**STATED EXERCISE**
State how many lines contain "this", and write nothing except that count.

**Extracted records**
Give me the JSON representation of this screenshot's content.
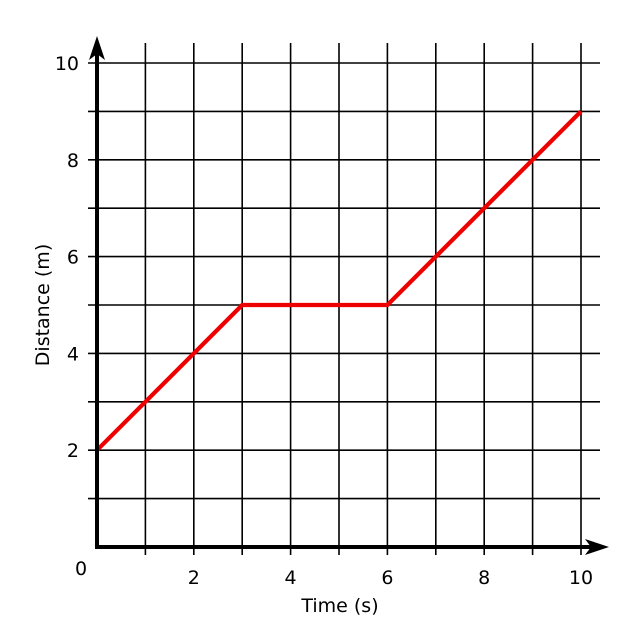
{
  "chart_data": {
    "type": "line",
    "title": "",
    "xlabel": "Time (s)",
    "ylabel": "Distance (m)",
    "xlim": [
      0,
      10
    ],
    "ylim": [
      0,
      10
    ],
    "grid": true,
    "x_grid_step": 1,
    "y_grid_step": 1,
    "x_ticks": [
      2,
      4,
      6,
      8,
      10
    ],
    "y_ticks": [
      2,
      4,
      6,
      8,
      10
    ],
    "x_tick_labels": [
      "2",
      "4",
      "6",
      "8",
      "10"
    ],
    "y_tick_labels": [
      "2",
      "4",
      "6",
      "8",
      "10"
    ],
    "origin_label": "0",
    "series": [
      {
        "color": "#ee0000",
        "points": [
          [
            0,
            2
          ],
          [
            3,
            5
          ],
          [
            6,
            5
          ],
          [
            10,
            9
          ]
        ]
      }
    ]
  }
}
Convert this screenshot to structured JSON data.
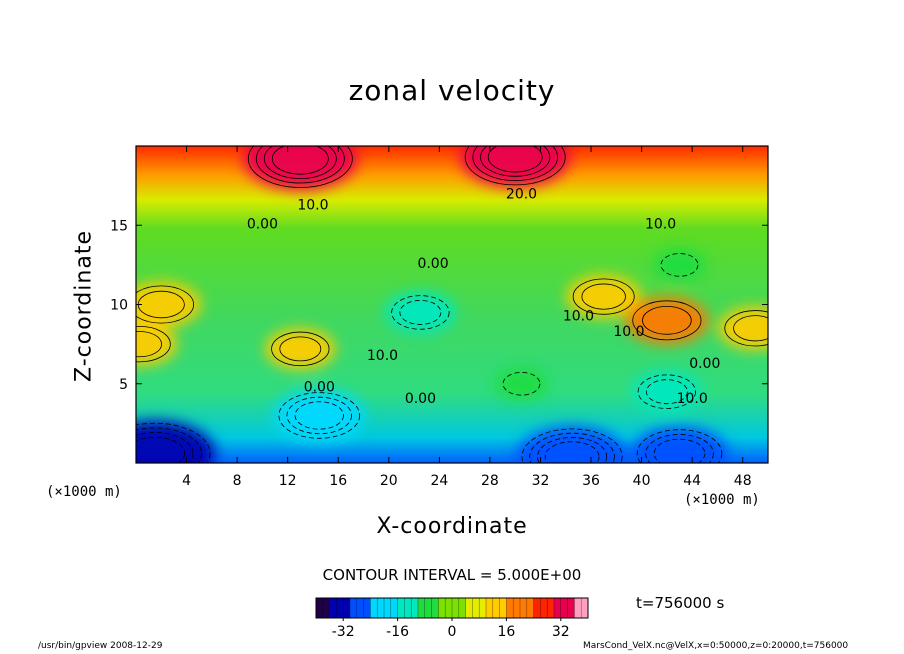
{
  "chart_data": {
    "type": "heatmap",
    "title": "zonal velocity",
    "xlabel": "X-coordinate",
    "ylabel": "Z-coordinate",
    "x_scale_note": "(×1000 m)",
    "y_scale_note": "(×1000 m)",
    "xlim": [
      0,
      50
    ],
    "ylim": [
      0,
      20
    ],
    "x_ticks": [
      4,
      8,
      12,
      16,
      20,
      24,
      28,
      32,
      36,
      40,
      44,
      48
    ],
    "y_ticks": [
      5,
      10,
      15
    ],
    "contour_interval_text": "CONTOUR INTERVAL = 5.000E+00",
    "contour_labels": [
      "20.0",
      "10.0",
      "10.0",
      "0.00",
      "0.00",
      "10.0",
      "10.0",
      "0.00",
      "0.00",
      "10.0",
      "0.00",
      "10.0"
    ],
    "colorbar": {
      "min": -40,
      "max": 40,
      "ticks": [
        -32,
        -16,
        0,
        16,
        32
      ],
      "tick_labels": [
        "-32",
        "-16",
        "0",
        "16",
        "32"
      ]
    },
    "features": [
      {
        "type": "max",
        "x": 13,
        "z": 19.2,
        "value": 32
      },
      {
        "type": "max",
        "x": 30,
        "z": 19.3,
        "value": 30
      },
      {
        "type": "max",
        "x": 2,
        "z": 10,
        "value": 16
      },
      {
        "type": "max",
        "x": 0.3,
        "z": 7.5,
        "value": 14
      },
      {
        "type": "max",
        "x": 13,
        "z": 7.2,
        "value": 12
      },
      {
        "type": "max",
        "x": 37,
        "z": 10.5,
        "value": 14
      },
      {
        "type": "max",
        "x": 49,
        "z": 8.5,
        "value": 14
      },
      {
        "type": "max",
        "x": 42,
        "z": 9,
        "value": 18
      },
      {
        "type": "min",
        "x": 22.5,
        "z": 9.5,
        "value": -12
      },
      {
        "type": "min",
        "x": 14.5,
        "z": 3,
        "value": -22
      },
      {
        "type": "min",
        "x": 1.5,
        "z": 0.6,
        "value": -35
      },
      {
        "type": "min",
        "x": 34.5,
        "z": 0.4,
        "value": -30
      },
      {
        "type": "min",
        "x": 43,
        "z": 0.6,
        "value": -24
      },
      {
        "type": "min",
        "x": 42,
        "z": 4.5,
        "value": -12
      },
      {
        "type": "min",
        "x": 43,
        "z": 12.5,
        "value": -4
      },
      {
        "type": "min",
        "x": 30.5,
        "z": 5,
        "value": -4
      }
    ],
    "time_text": "t=756000 s",
    "footer_left": "/usr/bin/gpview  2008-12-29",
    "footer_right": "MarsCond_VelX.nc@VelX,x=0:50000,z=0:20000,t=756000"
  },
  "colors": {
    "scale": [
      "#20004a",
      "#0000b0",
      "#0050ff",
      "#00d8ff",
      "#00e8c0",
      "#20dc40",
      "#7ce000",
      "#e4ec00",
      "#ffcc00",
      "#ff7a00",
      "#ff2400",
      "#e80050",
      "#ffa0c0"
    ]
  }
}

**SOLVED PROBLEM**
2